**TASK DIRECTIONS:** Sift the listing for lines that hold the string "this" and pull them out.

**RECORDED INFORMATION:**
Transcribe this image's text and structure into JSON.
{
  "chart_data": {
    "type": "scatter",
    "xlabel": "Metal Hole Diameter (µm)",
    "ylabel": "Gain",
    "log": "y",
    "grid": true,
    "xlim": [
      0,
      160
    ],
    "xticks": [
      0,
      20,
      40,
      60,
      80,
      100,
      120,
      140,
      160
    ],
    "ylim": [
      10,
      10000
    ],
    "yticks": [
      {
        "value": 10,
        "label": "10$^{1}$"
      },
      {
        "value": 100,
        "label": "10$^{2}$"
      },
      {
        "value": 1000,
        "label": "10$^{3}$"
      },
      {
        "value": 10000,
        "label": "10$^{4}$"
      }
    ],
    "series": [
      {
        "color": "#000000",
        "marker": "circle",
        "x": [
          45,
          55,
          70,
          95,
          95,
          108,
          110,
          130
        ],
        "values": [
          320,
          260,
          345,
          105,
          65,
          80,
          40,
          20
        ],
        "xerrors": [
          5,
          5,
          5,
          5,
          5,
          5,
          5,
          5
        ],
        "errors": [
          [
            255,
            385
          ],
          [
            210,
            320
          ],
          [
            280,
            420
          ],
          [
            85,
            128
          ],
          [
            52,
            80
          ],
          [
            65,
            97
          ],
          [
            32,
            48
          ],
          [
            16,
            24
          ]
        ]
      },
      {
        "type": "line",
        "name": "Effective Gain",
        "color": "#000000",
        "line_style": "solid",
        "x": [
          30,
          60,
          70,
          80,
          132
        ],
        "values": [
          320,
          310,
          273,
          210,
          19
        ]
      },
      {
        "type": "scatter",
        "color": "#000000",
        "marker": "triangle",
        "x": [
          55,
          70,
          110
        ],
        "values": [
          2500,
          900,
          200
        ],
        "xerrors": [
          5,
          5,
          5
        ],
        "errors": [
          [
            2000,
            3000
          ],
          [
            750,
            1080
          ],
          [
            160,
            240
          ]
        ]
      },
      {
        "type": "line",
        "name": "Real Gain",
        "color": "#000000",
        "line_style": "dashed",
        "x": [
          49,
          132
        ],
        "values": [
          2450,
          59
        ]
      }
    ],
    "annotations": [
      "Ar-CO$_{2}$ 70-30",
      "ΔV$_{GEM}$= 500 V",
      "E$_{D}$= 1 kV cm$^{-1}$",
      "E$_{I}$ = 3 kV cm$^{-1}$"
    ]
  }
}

--

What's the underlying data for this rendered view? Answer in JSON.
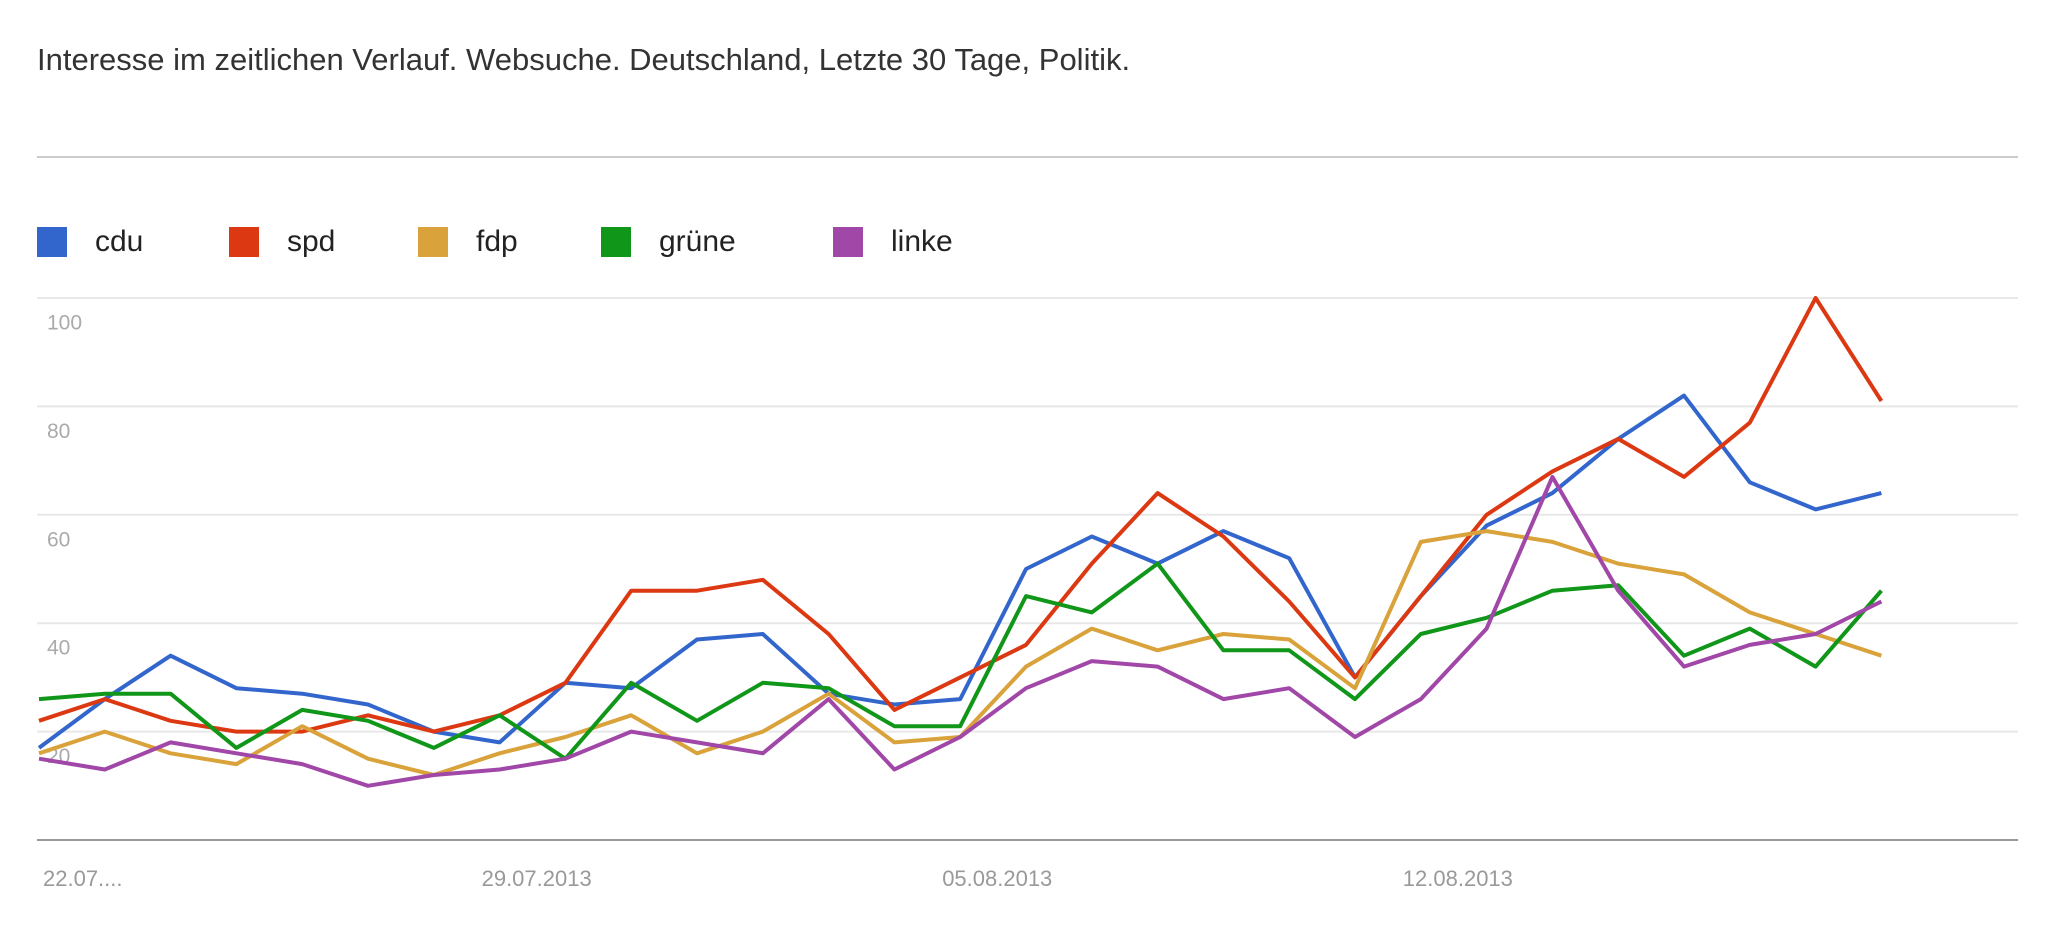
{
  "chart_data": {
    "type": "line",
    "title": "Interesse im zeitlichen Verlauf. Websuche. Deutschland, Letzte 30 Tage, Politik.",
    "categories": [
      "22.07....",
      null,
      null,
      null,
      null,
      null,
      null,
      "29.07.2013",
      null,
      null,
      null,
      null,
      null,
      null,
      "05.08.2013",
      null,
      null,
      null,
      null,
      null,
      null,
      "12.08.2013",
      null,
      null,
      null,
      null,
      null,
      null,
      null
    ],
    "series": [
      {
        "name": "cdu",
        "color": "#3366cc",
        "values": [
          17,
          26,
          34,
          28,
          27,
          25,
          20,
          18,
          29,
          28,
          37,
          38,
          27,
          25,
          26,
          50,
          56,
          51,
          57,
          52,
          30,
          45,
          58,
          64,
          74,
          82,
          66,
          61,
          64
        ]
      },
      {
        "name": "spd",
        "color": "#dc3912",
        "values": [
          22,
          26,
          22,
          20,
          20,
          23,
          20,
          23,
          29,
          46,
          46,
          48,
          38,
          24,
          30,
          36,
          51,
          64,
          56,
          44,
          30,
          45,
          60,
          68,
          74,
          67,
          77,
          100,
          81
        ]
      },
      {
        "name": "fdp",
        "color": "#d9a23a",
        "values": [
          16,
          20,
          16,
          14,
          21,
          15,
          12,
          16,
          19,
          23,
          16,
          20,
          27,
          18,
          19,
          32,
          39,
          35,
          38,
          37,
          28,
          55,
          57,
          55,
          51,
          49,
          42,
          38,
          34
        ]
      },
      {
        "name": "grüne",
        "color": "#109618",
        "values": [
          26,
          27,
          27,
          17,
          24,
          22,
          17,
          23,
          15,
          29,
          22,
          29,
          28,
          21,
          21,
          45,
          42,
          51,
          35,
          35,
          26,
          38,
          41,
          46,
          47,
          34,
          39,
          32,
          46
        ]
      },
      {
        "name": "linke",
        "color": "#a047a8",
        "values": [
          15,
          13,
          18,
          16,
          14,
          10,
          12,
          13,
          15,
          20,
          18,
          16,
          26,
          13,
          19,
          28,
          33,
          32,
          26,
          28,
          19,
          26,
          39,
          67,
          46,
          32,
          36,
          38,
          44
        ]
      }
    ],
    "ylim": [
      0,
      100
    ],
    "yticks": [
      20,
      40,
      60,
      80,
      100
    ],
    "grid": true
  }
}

**REPLY TO THE TASK:**
Transcribe this image's text and structure into JSON.
What's the underlying data for this rendered view? Answer in JSON.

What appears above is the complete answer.